[Rows from a figure dataset]
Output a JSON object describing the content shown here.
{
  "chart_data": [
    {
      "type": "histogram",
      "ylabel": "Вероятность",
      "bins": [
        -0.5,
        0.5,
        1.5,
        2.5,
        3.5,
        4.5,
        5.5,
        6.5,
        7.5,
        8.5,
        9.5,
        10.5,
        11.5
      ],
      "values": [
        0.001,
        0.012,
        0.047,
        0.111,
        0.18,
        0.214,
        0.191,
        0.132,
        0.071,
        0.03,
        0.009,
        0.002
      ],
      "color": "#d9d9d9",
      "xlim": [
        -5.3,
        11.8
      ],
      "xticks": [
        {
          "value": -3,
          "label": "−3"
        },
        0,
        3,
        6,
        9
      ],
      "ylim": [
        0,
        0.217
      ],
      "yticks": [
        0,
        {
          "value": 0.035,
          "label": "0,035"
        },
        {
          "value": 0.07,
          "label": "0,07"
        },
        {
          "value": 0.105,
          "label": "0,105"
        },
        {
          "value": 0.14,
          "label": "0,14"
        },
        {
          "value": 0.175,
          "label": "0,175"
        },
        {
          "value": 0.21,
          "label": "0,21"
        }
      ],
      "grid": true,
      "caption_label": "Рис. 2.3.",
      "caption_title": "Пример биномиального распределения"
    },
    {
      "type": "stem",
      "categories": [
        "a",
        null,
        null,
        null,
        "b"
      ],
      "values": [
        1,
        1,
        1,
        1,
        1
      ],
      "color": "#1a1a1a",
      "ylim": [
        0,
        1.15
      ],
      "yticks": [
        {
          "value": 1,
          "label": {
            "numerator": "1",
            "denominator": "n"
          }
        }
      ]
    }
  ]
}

**Written problem:**
Output each record precisely as given.

**Response to this exercise:**
Output a JSON object describing the content shown here.
{
  "chart_data": [
    {
      "type": "histogram",
      "ylabel": "Вероятность",
      "bins": [
        -0.5,
        0.5,
        1.5,
        2.5,
        3.5,
        4.5,
        5.5,
        6.5,
        7.5,
        8.5,
        9.5,
        10.5,
        11.5
      ],
      "values": [
        0.001,
        0.012,
        0.047,
        0.111,
        0.18,
        0.214,
        0.191,
        0.132,
        0.071,
        0.03,
        0.009,
        0.002
      ],
      "color": "#d9d9d9",
      "xlim": [
        -5.3,
        11.8
      ],
      "xticks": [
        {
          "value": -3,
          "label": "−3"
        },
        0,
        3,
        6,
        9
      ],
      "ylim": [
        0,
        0.217
      ],
      "yticks": [
        0,
        {
          "value": 0.035,
          "label": "0,035"
        },
        {
          "value": 0.07,
          "label": "0,07"
        },
        {
          "value": 0.105,
          "label": "0,105"
        },
        {
          "value": 0.14,
          "label": "0,14"
        },
        {
          "value": 0.175,
          "label": "0,175"
        },
        {
          "value": 0.21,
          "label": "0,21"
        }
      ],
      "grid": true,
      "caption_label": "Рис. 2.3.",
      "caption_title": "Пример биномиального распределения"
    },
    {
      "type": "stem",
      "categories": [
        "a",
        null,
        null,
        null,
        "b"
      ],
      "values": [
        1,
        1,
        1,
        1,
        1
      ],
      "color": "#1a1a1a",
      "ylim": [
        0,
        1.15
      ],
      "yticks": [
        {
          "value": 1,
          "label": {
            "numerator": "1",
            "denominator": "n"
          }
        }
      ]
    }
  ]
}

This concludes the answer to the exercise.